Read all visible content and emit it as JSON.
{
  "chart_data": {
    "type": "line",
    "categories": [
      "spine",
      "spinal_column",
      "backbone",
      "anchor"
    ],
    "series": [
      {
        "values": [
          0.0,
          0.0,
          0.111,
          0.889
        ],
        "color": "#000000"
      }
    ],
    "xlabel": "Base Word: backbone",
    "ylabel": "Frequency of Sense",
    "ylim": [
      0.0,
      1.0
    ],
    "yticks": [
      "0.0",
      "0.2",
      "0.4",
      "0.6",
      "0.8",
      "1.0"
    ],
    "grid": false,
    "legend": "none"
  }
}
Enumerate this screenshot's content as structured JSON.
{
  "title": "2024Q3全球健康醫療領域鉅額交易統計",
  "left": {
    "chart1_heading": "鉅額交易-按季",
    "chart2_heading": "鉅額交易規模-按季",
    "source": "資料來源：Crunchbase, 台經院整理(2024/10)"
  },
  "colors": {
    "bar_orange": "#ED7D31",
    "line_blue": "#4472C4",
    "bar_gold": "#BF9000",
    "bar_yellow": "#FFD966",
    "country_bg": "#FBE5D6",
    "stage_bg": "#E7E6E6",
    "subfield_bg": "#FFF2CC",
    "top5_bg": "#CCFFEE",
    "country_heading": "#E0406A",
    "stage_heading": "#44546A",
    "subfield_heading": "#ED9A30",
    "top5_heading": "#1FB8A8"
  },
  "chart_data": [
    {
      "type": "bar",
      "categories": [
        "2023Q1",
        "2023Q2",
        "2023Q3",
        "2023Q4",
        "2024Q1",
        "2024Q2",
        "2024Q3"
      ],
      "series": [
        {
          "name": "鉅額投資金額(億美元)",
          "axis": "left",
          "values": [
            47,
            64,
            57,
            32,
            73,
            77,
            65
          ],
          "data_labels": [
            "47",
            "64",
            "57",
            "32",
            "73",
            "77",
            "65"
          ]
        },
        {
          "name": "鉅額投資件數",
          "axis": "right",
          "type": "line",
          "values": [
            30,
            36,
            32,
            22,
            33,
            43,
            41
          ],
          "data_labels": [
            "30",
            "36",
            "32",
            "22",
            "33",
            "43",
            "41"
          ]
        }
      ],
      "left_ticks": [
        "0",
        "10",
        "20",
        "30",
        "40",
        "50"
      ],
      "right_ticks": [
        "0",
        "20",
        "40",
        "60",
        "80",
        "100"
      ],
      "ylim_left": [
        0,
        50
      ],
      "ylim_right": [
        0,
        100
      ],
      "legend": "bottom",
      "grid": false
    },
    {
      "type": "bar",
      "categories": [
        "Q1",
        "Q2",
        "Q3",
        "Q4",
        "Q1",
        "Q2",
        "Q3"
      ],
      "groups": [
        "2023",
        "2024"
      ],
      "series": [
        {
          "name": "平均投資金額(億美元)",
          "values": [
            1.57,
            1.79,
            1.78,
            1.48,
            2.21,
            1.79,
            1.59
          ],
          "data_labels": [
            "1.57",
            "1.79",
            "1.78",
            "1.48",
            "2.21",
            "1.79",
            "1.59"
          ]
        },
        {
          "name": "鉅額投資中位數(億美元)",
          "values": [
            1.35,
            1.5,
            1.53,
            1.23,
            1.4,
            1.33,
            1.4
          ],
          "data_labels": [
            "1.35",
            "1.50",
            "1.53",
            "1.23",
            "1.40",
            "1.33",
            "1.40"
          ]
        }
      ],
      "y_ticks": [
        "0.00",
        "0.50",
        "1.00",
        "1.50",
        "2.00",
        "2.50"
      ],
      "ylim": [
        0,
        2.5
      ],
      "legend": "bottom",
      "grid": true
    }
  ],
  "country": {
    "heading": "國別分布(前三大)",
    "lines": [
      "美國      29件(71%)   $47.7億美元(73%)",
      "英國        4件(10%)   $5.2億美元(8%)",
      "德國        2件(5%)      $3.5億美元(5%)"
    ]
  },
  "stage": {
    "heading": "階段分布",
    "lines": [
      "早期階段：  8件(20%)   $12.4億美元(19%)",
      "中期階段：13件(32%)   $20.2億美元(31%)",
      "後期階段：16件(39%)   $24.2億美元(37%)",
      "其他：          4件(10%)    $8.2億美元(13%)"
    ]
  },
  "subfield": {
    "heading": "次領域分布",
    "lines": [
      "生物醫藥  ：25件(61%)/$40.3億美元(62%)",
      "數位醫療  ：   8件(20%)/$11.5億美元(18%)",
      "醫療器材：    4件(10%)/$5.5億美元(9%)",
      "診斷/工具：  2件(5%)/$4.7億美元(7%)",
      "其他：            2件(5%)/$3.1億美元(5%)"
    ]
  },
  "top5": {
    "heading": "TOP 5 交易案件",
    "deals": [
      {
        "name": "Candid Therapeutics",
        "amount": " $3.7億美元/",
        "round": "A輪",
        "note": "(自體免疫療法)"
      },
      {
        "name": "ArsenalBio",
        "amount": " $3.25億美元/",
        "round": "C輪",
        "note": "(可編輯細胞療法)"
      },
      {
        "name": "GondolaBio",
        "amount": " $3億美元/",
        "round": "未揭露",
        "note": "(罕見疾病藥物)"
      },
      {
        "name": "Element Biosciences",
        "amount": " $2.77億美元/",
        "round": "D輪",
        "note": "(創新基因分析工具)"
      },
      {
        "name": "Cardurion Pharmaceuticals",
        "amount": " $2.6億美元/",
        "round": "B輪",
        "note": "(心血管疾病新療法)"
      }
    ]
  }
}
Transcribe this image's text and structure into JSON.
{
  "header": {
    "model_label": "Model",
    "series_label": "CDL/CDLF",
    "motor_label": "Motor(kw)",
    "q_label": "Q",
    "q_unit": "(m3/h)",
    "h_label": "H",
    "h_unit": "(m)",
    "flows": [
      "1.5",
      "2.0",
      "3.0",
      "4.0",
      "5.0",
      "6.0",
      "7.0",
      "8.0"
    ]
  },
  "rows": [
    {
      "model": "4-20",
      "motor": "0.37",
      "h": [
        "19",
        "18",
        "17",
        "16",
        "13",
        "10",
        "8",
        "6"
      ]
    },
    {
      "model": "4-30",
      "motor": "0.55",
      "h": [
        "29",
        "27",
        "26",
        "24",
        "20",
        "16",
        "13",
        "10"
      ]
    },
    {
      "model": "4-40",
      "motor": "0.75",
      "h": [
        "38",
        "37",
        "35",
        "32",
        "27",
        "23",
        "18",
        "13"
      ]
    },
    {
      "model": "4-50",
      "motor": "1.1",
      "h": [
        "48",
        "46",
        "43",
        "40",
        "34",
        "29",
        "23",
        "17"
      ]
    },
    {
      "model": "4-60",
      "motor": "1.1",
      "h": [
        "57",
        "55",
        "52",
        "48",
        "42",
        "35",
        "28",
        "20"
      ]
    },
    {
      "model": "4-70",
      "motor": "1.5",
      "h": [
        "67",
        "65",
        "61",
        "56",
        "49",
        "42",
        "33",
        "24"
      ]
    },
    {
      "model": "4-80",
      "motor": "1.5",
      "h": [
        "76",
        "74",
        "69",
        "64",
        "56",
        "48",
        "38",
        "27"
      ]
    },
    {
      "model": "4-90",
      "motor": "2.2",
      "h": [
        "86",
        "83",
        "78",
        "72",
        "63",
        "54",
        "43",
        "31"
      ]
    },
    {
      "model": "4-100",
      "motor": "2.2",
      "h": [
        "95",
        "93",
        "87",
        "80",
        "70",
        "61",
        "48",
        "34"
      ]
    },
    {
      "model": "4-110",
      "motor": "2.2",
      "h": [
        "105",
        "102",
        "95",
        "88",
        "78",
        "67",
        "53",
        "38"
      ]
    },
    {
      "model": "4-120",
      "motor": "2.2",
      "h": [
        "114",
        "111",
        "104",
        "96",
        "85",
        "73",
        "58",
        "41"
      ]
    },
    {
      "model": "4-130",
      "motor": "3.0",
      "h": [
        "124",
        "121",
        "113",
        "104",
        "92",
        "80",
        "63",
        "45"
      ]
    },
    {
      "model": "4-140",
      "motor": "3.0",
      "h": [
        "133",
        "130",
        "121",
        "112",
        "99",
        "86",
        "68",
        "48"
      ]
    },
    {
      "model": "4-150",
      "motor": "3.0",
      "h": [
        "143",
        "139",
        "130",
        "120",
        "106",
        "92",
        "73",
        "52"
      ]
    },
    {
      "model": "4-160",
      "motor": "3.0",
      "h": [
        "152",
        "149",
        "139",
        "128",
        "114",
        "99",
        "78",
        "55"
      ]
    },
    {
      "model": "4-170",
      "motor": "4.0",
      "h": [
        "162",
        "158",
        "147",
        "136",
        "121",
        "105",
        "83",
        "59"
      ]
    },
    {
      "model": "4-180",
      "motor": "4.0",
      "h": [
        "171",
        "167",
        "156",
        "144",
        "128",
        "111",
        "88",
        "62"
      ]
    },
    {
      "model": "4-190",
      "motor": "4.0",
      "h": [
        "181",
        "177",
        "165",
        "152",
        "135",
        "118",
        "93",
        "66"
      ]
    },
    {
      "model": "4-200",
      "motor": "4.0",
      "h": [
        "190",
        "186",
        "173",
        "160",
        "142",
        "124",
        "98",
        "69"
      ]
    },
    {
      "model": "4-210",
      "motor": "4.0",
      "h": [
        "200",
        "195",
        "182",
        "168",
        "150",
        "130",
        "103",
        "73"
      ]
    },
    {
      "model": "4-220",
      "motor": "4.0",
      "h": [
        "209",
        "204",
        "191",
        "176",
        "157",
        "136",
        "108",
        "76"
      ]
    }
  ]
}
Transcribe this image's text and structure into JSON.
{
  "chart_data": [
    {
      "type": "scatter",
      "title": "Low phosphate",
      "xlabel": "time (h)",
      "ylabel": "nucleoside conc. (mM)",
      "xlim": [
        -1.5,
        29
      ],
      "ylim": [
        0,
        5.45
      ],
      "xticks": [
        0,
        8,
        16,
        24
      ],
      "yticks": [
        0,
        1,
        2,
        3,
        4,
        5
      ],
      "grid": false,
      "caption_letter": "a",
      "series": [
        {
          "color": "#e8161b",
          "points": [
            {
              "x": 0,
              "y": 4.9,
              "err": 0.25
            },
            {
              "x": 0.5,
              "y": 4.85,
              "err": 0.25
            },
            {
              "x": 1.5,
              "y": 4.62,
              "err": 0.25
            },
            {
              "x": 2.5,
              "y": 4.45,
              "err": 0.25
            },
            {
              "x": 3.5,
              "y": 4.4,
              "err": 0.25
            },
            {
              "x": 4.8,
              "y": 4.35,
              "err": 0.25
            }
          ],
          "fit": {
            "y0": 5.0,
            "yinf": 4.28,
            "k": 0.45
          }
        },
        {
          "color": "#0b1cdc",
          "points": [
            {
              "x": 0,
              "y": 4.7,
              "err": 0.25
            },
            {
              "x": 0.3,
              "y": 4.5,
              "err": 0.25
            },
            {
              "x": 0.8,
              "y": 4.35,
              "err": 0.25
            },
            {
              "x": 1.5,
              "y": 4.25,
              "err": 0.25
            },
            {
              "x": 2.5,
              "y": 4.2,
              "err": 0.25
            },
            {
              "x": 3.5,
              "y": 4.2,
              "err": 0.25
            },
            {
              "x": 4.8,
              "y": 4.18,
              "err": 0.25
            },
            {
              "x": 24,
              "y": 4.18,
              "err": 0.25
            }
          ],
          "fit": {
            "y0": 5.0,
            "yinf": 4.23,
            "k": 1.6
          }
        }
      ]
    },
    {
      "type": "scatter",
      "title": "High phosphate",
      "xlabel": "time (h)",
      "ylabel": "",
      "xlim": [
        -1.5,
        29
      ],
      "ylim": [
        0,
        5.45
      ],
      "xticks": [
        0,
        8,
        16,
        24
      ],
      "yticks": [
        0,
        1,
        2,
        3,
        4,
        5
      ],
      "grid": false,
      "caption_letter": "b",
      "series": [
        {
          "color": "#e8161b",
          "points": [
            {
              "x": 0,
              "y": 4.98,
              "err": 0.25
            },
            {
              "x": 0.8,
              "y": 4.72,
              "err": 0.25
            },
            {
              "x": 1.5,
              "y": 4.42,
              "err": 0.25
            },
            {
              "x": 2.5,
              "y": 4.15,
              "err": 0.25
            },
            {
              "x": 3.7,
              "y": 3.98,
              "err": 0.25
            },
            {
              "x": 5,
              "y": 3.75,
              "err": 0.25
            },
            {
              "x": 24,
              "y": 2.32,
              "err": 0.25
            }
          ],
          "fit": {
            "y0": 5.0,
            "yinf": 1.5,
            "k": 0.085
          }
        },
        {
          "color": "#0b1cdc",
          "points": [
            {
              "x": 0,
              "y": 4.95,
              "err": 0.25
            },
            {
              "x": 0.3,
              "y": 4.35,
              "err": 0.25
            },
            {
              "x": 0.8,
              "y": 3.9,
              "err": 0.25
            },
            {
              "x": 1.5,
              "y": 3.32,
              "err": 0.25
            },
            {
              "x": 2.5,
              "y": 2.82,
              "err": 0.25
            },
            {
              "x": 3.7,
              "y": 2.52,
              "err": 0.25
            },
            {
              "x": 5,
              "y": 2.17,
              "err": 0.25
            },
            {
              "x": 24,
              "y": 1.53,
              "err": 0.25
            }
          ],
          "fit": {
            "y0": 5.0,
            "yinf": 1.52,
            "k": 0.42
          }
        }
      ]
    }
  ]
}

***

> **What is being asked**
Gather up, from the records above, each line where the word "grid" appears.

> **Worked answer**
    "grid": false,
      "grid": false
      "grid": true
      "grid": false,
      "grid": false,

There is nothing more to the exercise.